_INSTRUCTION_: Reproduce the records below exactly as they appear, omitting any pictures they contain.

Dataset records:
—————
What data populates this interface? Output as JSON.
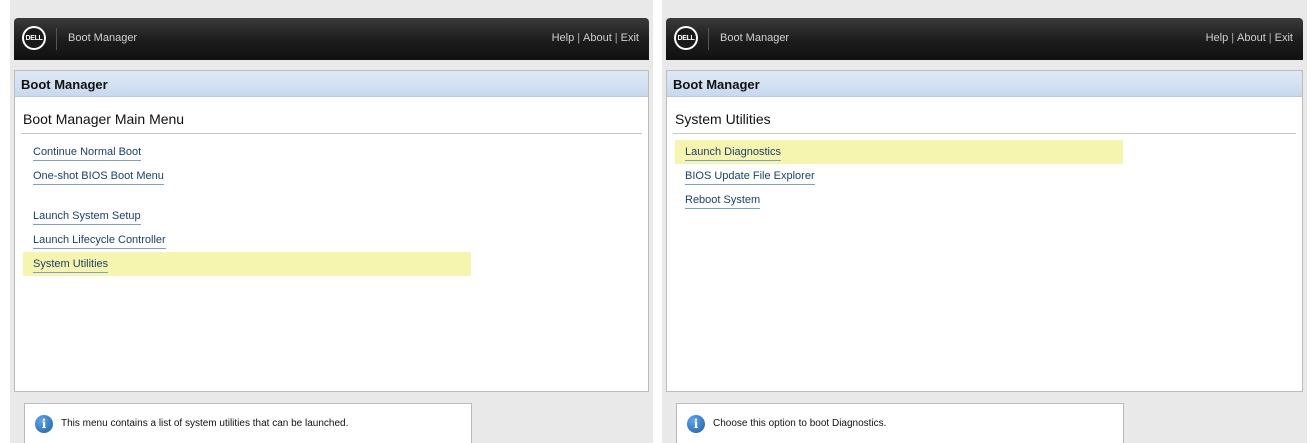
{
  "screens": [
    {
      "topbar": {
        "logo": "DELL",
        "title": "Boot Manager",
        "links": [
          "Help",
          "About",
          "Exit"
        ],
        "separator": "|"
      },
      "panel_header": "Boot Manager",
      "section_title": "Boot Manager Main Menu",
      "menu": [
        {
          "label": "Continue Normal Boot",
          "selected": false
        },
        {
          "label": "One-shot BIOS Boot Menu",
          "selected": false
        },
        {
          "label": "Launch System Setup",
          "selected": false
        },
        {
          "label": "Launch Lifecycle Controller",
          "selected": false
        },
        {
          "label": "System Utilities",
          "selected": true
        }
      ],
      "info": {
        "icon": "info-icon",
        "text": "This menu contains a list of system utilities that can be launched."
      }
    },
    {
      "topbar": {
        "logo": "DELL",
        "title": "Boot Manager",
        "links": [
          "Help",
          "About",
          "Exit"
        ],
        "separator": "|"
      },
      "panel_header": "Boot Manager",
      "section_title": "System Utilities",
      "menu": [
        {
          "label": "Launch Diagnostics",
          "selected": true
        },
        {
          "label": "BIOS Update File Explorer",
          "selected": false
        },
        {
          "label": "Reboot System",
          "selected": false
        }
      ],
      "info": {
        "icon": "info-icon",
        "text": "Choose this option to boot Diagnostics."
      }
    }
  ],
  "colors": {
    "highlight": "#f5f5b0",
    "link": "#1d3f6e",
    "header_bar": "#1c1c1c",
    "panel_header": "#c8d9ee"
  }
}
—————
_SOLUTION TO THE EXERCISE_:
What data populates this interface? Output as JSON.
{
  "screens": [
    {
      "topbar": {
        "logo": "DELL",
        "title": "Boot Manager",
        "links": [
          "Help",
          "About",
          "Exit"
        ],
        "separator": "|"
      },
      "panel_header": "Boot Manager",
      "section_title": "Boot Manager Main Menu",
      "menu": [
        {
          "label": "Continue Normal Boot",
          "selected": false
        },
        {
          "label": "One-shot BIOS Boot Menu",
          "selected": false
        },
        {
          "label": "Launch System Setup",
          "selected": false
        },
        {
          "label": "Launch Lifecycle Controller",
          "selected": false
        },
        {
          "label": "System Utilities",
          "selected": true
        }
      ],
      "info": {
        "icon": "info-icon",
        "text": "This menu contains a list of system utilities that can be launched."
      }
    },
    {
      "topbar": {
        "logo": "DELL",
        "title": "Boot Manager",
        "links": [
          "Help",
          "About",
          "Exit"
        ],
        "separator": "|"
      },
      "panel_header": "Boot Manager",
      "section_title": "System Utilities",
      "menu": [
        {
          "label": "Launch Diagnostics",
          "selected": true
        },
        {
          "label": "BIOS Update File Explorer",
          "selected": false
        },
        {
          "label": "Reboot System",
          "selected": false
        }
      ],
      "info": {
        "icon": "info-icon",
        "text": "Choose this option to boot Diagnostics."
      }
    }
  ],
  "colors": {
    "highlight": "#f5f5b0",
    "link": "#1d3f6e",
    "header_bar": "#1c1c1c",
    "panel_header": "#c8d9ee"
  }
}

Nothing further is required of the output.